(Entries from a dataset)
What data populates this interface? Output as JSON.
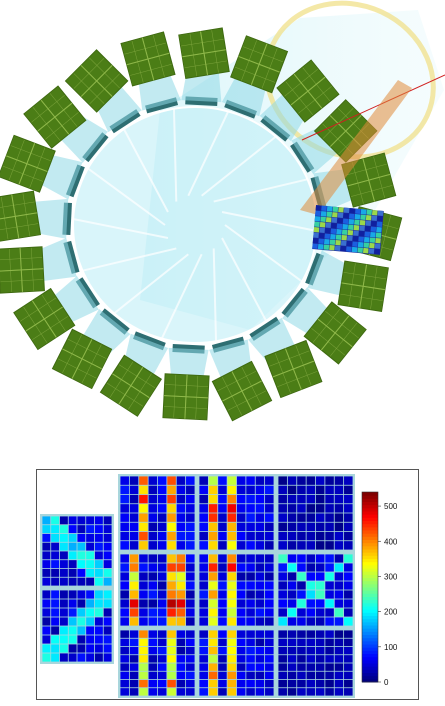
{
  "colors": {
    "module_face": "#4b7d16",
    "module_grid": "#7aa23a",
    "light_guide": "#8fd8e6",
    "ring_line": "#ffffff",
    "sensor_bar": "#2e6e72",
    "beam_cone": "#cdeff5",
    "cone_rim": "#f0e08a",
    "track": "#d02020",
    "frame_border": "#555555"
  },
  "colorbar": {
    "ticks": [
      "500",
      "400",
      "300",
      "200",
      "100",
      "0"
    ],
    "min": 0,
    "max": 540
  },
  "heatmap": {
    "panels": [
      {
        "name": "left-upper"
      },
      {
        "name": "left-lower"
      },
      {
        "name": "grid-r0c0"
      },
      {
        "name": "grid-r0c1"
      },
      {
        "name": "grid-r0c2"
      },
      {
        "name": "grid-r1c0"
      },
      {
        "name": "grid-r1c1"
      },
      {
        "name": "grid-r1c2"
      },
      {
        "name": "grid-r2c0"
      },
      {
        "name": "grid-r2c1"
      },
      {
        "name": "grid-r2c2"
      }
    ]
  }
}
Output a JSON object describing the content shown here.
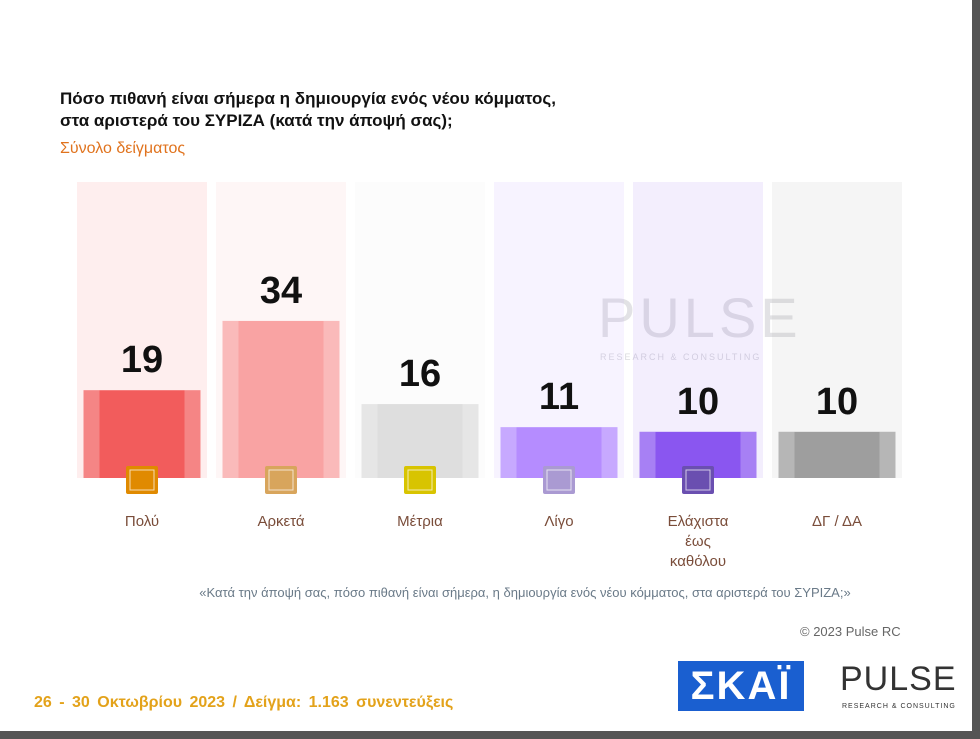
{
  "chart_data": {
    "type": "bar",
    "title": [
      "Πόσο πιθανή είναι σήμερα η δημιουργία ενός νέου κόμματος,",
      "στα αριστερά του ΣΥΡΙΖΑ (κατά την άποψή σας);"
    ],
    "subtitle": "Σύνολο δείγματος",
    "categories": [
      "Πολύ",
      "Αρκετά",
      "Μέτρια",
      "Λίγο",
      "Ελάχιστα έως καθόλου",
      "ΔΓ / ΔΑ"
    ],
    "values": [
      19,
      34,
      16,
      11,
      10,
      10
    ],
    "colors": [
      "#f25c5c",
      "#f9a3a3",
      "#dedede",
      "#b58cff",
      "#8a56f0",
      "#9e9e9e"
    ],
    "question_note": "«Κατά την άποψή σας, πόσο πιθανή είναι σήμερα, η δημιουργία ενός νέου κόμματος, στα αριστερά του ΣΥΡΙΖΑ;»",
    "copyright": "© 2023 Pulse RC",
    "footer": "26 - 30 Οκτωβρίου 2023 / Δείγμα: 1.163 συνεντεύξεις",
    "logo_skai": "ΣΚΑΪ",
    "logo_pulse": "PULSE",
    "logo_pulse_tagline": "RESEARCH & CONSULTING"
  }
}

▶ _EXERCISE DESCRIPTION_
Identify the lines of the entries containing the string "Output". Copy each such line.

▶ _SOLUTION_
What data populates this interface? Output as JSON.
Output a JSON object describing the content shown here.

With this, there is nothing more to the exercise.